* begin Records supplied *

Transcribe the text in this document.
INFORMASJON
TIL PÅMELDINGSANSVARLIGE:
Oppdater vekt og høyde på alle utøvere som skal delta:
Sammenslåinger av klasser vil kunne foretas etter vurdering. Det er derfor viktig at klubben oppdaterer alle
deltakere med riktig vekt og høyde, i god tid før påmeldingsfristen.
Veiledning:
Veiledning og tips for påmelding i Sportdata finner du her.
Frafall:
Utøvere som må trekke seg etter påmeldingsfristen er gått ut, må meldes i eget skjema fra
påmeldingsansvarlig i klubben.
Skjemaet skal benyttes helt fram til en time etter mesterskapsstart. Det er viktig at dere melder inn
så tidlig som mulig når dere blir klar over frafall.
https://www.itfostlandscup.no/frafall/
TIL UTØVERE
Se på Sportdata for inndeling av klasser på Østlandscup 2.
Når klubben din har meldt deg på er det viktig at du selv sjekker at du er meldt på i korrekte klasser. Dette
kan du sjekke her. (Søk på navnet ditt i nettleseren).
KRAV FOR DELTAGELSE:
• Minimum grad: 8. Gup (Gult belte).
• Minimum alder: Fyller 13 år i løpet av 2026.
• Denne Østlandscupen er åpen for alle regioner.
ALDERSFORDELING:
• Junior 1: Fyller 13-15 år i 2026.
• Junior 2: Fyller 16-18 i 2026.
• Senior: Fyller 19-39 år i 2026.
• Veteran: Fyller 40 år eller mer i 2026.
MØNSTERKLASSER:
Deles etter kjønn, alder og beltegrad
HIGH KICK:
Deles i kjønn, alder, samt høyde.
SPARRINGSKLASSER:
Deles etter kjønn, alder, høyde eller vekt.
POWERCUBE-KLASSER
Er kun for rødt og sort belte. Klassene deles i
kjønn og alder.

* end Records supplied *

Task objective
Out of the material above, gather each line where "kjønn" appears.

Result of this exercise
Deles etter kjønn, alder og beltegrad
Deles i kjønn, alder, samt høyde.
Deles etter kjønn, alder, høyde eller vekt.
kjønn og alder.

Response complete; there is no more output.